Data entries:
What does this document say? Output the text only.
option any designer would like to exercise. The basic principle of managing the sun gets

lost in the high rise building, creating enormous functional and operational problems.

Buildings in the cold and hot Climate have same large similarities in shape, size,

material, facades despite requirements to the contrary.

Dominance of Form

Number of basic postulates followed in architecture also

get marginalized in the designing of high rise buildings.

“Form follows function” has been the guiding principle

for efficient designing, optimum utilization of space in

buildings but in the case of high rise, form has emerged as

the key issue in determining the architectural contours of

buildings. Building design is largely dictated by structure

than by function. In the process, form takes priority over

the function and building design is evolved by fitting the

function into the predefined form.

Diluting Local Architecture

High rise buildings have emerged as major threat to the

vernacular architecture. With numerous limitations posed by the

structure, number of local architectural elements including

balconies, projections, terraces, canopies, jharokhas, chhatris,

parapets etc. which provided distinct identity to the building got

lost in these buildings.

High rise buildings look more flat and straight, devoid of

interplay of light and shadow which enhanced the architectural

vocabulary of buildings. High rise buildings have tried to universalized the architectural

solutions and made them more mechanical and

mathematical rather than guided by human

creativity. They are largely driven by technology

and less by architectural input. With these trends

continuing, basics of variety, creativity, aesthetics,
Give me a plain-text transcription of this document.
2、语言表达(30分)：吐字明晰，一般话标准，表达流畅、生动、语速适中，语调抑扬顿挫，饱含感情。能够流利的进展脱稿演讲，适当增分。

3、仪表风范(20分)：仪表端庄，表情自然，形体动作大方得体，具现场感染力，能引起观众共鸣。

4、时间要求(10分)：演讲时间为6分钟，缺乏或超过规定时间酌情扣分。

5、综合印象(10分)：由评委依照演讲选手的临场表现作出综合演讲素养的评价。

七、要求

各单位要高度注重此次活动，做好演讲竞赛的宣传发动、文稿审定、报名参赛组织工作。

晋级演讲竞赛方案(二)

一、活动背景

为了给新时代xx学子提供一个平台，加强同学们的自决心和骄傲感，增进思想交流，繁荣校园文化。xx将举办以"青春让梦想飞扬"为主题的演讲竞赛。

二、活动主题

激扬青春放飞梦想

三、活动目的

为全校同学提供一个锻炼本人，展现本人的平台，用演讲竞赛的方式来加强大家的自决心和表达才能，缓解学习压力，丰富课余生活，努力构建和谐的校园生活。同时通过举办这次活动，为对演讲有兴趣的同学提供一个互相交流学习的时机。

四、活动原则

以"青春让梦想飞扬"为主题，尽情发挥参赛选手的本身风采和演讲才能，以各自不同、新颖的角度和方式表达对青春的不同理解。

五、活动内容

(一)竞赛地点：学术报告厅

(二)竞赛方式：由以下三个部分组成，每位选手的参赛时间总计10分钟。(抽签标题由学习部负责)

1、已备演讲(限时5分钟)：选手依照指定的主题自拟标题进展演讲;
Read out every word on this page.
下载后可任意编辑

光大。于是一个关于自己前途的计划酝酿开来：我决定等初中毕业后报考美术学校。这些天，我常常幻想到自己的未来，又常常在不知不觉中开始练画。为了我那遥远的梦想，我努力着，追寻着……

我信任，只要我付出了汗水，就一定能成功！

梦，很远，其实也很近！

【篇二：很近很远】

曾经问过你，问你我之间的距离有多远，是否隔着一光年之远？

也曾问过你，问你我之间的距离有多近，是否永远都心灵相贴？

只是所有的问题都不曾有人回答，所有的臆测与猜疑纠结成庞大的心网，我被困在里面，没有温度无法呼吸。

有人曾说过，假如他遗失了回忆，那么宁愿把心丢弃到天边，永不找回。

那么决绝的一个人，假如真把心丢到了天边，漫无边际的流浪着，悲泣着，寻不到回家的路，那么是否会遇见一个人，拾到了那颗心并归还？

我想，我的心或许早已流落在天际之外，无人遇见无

Problem to solve: Every entry must be output again, exactly as written above.

Final result:
What does this document say? Output the text only.
option any designer would like to exercise. The basic principle of managing the sun gets

lost in the high rise building, creating enormous functional and operational problems.

Buildings in the cold and hot Climate have same large similarities in shape, size,

material, facades despite requirements to the contrary.

Dominance of Form

Number of basic postulates followed in architecture also

get marginalized in the designing of high rise buildings.

“Form follows function” has been the guiding principle

for efficient designing, optimum utilization of space in

buildings but in the case of high rise, form has emerged as

the key issue in determining the architectural contours of

buildings. Building design is largely dictated by structure

than by function. In the process, form takes priority over

the function and building design is evolved by fitting the

function into the predefined form.

Diluting Local Architecture

High rise buildings have emerged as major threat to the

vernacular architecture. With numerous limitations posed by the

structure, number of local architectural elements including

balconies, projections, terraces, canopies, jharokhas, chhatris,

parapets etc. which provided distinct identity to the building got

lost in these buildings.

High rise buildings look more flat and straight, devoid of

interplay of light and shadow which enhanced the architectural

vocabulary of buildings. High rise buildings have tried to universalized the architectural

solutions and made them more mechanical and

mathematical rather than guided by human

creativity. They are largely driven by technology

and less by architectural input. With these trends

continuing, basics of variety, creativity, aesthetics,
Give me a plain-text transcription of this document.
2、语言表达(30分)：吐字明晰，一般话标准，表达流畅、生动、语速适中，语调抑扬顿挫，饱含感情。能够流利的进展脱稿演讲，适当增分。

3、仪表风范(20分)：仪表端庄，表情自然，形体动作大方得体，具现场感染力，能引起观众共鸣。

4、时间要求(10分)：演讲时间为6分钟，缺乏或超过规定时间酌情扣分。

5、综合印象(10分)：由评委依照演讲选手的临场表现作出综合演讲素养的评价。

七、要求

各单位要高度注重此次活动，做好演讲竞赛的宣传发动、文稿审定、报名参赛组织工作。

晋级演讲竞赛方案(二)

一、活动背景

为了给新时代xx学子提供一个平台，加强同学们的自决心和骄傲感，增进思想交流，繁荣校园文化。xx将举办以"青春让梦想飞扬"为主题的演讲竞赛。

二、活动主题

激扬青春放飞梦想

三、活动目的

为全校同学提供一个锻炼本人，展现本人的平台，用演讲竞赛的方式来加强大家的自决心和表达才能，缓解学习压力，丰富课余生活，努力构建和谐的校园生活。同时通过举办这次活动，为对演讲有兴趣的同学提供一个互相交流学习的时机。

四、活动原则

以"青春让梦想飞扬"为主题，尽情发挥参赛选手的本身风采和演讲才能，以各自不同、新颖的角度和方式表达对青春的不同理解。

五、活动内容

(一)竞赛地点：学术报告厅

(二)竞赛方式：由以下三个部分组成，每位选手的参赛时间总计10分钟。(抽签标题由学习部负责)

1、已备演讲(限时5分钟)：选手依照指定的主题自拟标题进展演讲;
Read out every word on this page.
下载后可任意编辑

光大。于是一个关于自己前途的计划酝酿开来：我决定等初中毕业后报考美术学校。这些天，我常常幻想到自己的未来，又常常在不知不觉中开始练画。为了我那遥远的梦想，我努力着，追寻着……

我信任，只要我付出了汗水，就一定能成功！

梦，很远，其实也很近！

【篇二：很近很远】

曾经问过你，问你我之间的距离有多远，是否隔着一光年之远？

也曾问过你，问你我之间的距离有多近，是否永远都心灵相贴？

只是所有的问题都不曾有人回答，所有的臆测与猜疑纠结成庞大的心网，我被困在里面，没有温度无法呼吸。

有人曾说过，假如他遗失了回忆，那么宁愿把心丢弃到天边，永不找回。

那么决绝的一个人，假如真把心丢到了天边，漫无边际的流浪着，悲泣着，寻不到回家的路，那么是否会遇见一个人，拾到了那颗心并归还？

我想，我的心或许早已流落在天际之外，无人遇见无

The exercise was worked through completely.